■ **EXERCISE REQUIREMENTS**:
Below are some records. Write out the lines from the one containing "Parse this screenshot: output" to the last line, word for word, leaving out pictures.

[Collected data]
<<<<

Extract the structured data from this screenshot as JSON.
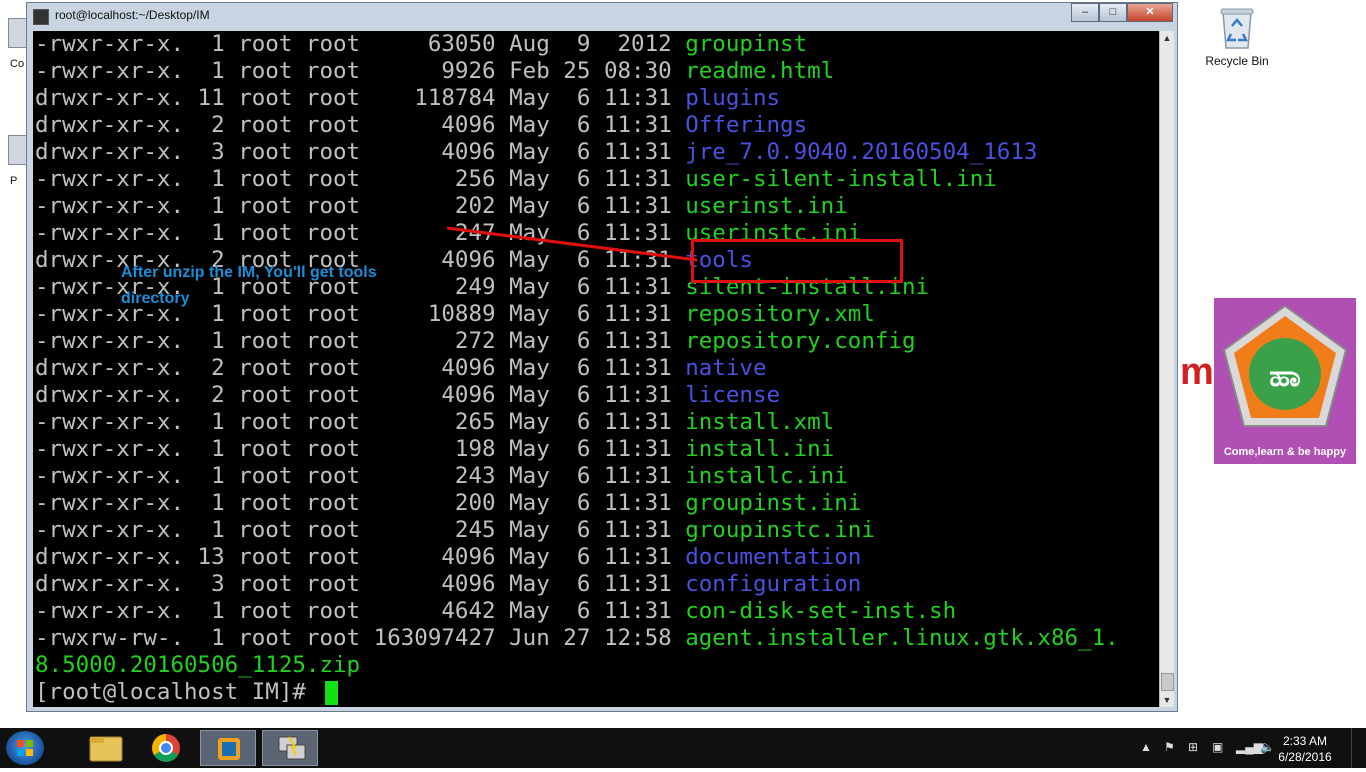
{
  "window": {
    "title": "root@localhost:~/Desktop/IM",
    "minimize": "–",
    "maximize": "□",
    "close": "✕"
  },
  "terminal": {
    "lines": [
      {
        "meta": "-rwxr-xr-x.  1 root root     63050 Aug  9  2012 ",
        "name": "groupinst",
        "kind": "file"
      },
      {
        "meta": "-rwxr-xr-x.  1 root root      9926 Feb 25 08:30 ",
        "name": "readme.html",
        "kind": "file"
      },
      {
        "meta": "drwxr-xr-x. 11 root root    118784 May  6 11:31 ",
        "name": "plugins",
        "kind": "dir"
      },
      {
        "meta": "drwxr-xr-x.  2 root root      4096 May  6 11:31 ",
        "name": "Offerings",
        "kind": "dir"
      },
      {
        "meta": "drwxr-xr-x.  3 root root      4096 May  6 11:31 ",
        "name": "jre_7.0.9040.20160504_1613",
        "kind": "dir"
      },
      {
        "meta": "-rwxr-xr-x.  1 root root       256 May  6 11:31 ",
        "name": "user-silent-install.ini",
        "kind": "file"
      },
      {
        "meta": "-rwxr-xr-x.  1 root root       202 May  6 11:31 ",
        "name": "userinst.ini",
        "kind": "file"
      },
      {
        "meta": "-rwxr-xr-x.  1 root root       247 May  6 11:31 ",
        "name": "userinstc.ini",
        "kind": "file"
      },
      {
        "meta": "drwxr-xr-x.  2 root root      4096 May  6 11:31 ",
        "name": "tools",
        "kind": "dir"
      },
      {
        "meta": "-rwxr-xr-x.  1 root root       249 May  6 11:31 ",
        "name": "silent-install.ini",
        "kind": "file"
      },
      {
        "meta": "-rwxr-xr-x.  1 root root     10889 May  6 11:31 ",
        "name": "repository.xml",
        "kind": "file"
      },
      {
        "meta": "-rwxr-xr-x.  1 root root       272 May  6 11:31 ",
        "name": "repository.config",
        "kind": "file"
      },
      {
        "meta": "drwxr-xr-x.  2 root root      4096 May  6 11:31 ",
        "name": "native",
        "kind": "dir"
      },
      {
        "meta": "drwxr-xr-x.  2 root root      4096 May  6 11:31 ",
        "name": "license",
        "kind": "dir"
      },
      {
        "meta": "-rwxr-xr-x.  1 root root       265 May  6 11:31 ",
        "name": "install.xml",
        "kind": "file"
      },
      {
        "meta": "-rwxr-xr-x.  1 root root       198 May  6 11:31 ",
        "name": "install.ini",
        "kind": "file"
      },
      {
        "meta": "-rwxr-xr-x.  1 root root       243 May  6 11:31 ",
        "name": "installc.ini",
        "kind": "file"
      },
      {
        "meta": "-rwxr-xr-x.  1 root root       200 May  6 11:31 ",
        "name": "groupinst.ini",
        "kind": "file"
      },
      {
        "meta": "-rwxr-xr-x.  1 root root       245 May  6 11:31 ",
        "name": "groupinstc.ini",
        "kind": "file"
      },
      {
        "meta": "drwxr-xr-x. 13 root root      4096 May  6 11:31 ",
        "name": "documentation",
        "kind": "dir"
      },
      {
        "meta": "drwxr-xr-x.  3 root root      4096 May  6 11:31 ",
        "name": "configuration",
        "kind": "dir"
      },
      {
        "meta": "-rwxr-xr-x.  1 root root      4642 May  6 11:31 ",
        "name": "con-disk-set-inst.sh",
        "kind": "file"
      },
      {
        "meta": "-rwxrw-rw-.  1 root root 163097427 Jun 27 12:58 ",
        "name": "agent.installer.linux.gtk.x86_1.",
        "kind": "file"
      },
      {
        "meta": "",
        "name": "8.5000.20160506_1125.zip",
        "kind": "file"
      }
    ],
    "prompt": "[root@localhost IM]# "
  },
  "annotation": {
    "text_line1": "After unzip the IM, You'll get tools",
    "text_line2": "directory",
    "color": "#e01010"
  },
  "desktop": {
    "recycle_bin_label": "Recycle Bin",
    "left_icon1_label": "Co",
    "left_icon2_label": "P",
    "logo_label": "Come,learn & be happy",
    "logo_letters": "ಹಾ"
  },
  "taskbar": {
    "time": "2:33 AM",
    "date": "6/28/2016"
  },
  "colors": {
    "file_green": "#22d022",
    "dir_blue": "#4a50e0",
    "cursor_green": "#14e014"
  }
}
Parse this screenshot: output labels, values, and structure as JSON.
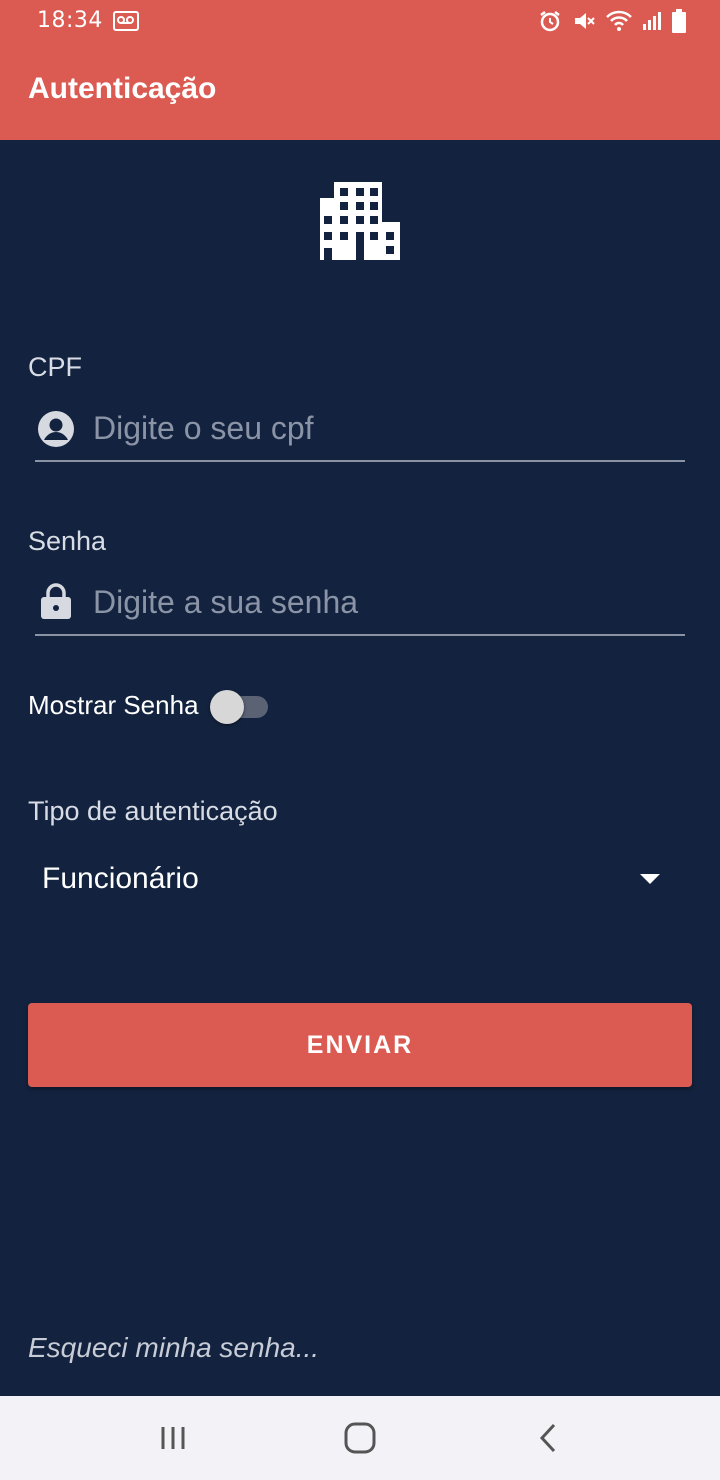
{
  "status_bar": {
    "time": "18:34",
    "icons": [
      "voicemail-icon",
      "alarm-icon",
      "mute-icon",
      "wifi-icon",
      "signal-icon",
      "battery-icon"
    ]
  },
  "app_bar": {
    "title": "Autenticação"
  },
  "logo": {
    "icon": "building-icon"
  },
  "form": {
    "cpf": {
      "label": "CPF",
      "placeholder": "Digite o seu cpf",
      "value": "",
      "icon": "account-circle-icon"
    },
    "senha": {
      "label": "Senha",
      "placeholder": "Digite a sua senha",
      "value": "",
      "icon": "lock-icon"
    },
    "show_password": {
      "label": "Mostrar Senha",
      "checked": false
    },
    "auth_type": {
      "label": "Tipo de autenticação",
      "selected": "Funcionário"
    },
    "submit_label": "ENVIAR",
    "forgot_label": "Esqueci minha senha..."
  },
  "nav_bar": {
    "buttons": [
      "recents-icon",
      "home-icon",
      "back-icon"
    ]
  },
  "colors": {
    "primary": "#db5a52",
    "background": "#13233f",
    "navbar": "#f3f2f6"
  }
}
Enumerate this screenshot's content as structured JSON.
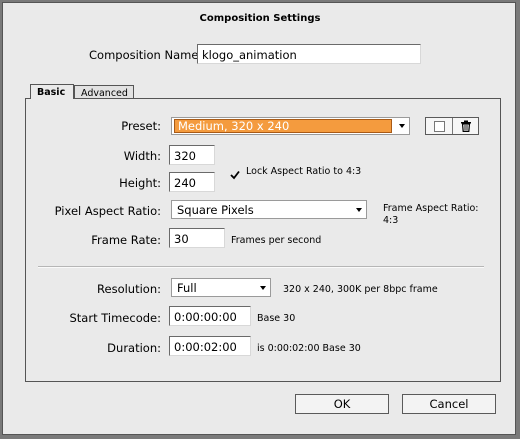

>>>>

■ **REPLY TO THE TASK**:
Parse this screenshot: output labels, values, and structure as JSON.
{
  "status_bar": {
    "time": "18:34",
    "icons": [
      "voicemail-icon",
      "alarm-icon",
      "mute-icon",
      "wifi-icon",
      "signal-icon",
      "battery-icon"
    ]
  },
  "app_bar": {
    "title": "Autenticação"
  },
  "logo": {
    "icon": "building-icon"
  },
  "form": {
    "cpf": {
      "label": "CPF",
      "placeholder": "Digite o seu cpf",
      "value": "",
      "icon": "account-circle-icon"
    },
    "senha": {
      "label": "Senha",
      "placeholder": "Digite a sua senha",
      "value": "",
      "icon": "lock-icon"
    },
    "show_password": {
      "label": "Mostrar Senha",
      "checked": false
    },
    "auth_type": {
      "label": "Tipo de autenticação",
      "selected": "Funcionário"
    },
    "submit_label": "ENVIAR",
    "forgot_label": "Esqueci minha senha..."
  },
  "nav_bar": {
    "buttons": [
      "recents-icon",
      "home-icon",
      "back-icon"
    ]
  },
  "colors": {
    "primary": "#db5a52",
    "background": "#13233f",
    "navbar": "#f3f2f6"
  }
}
Enumerate this screenshot's content as structured JSON.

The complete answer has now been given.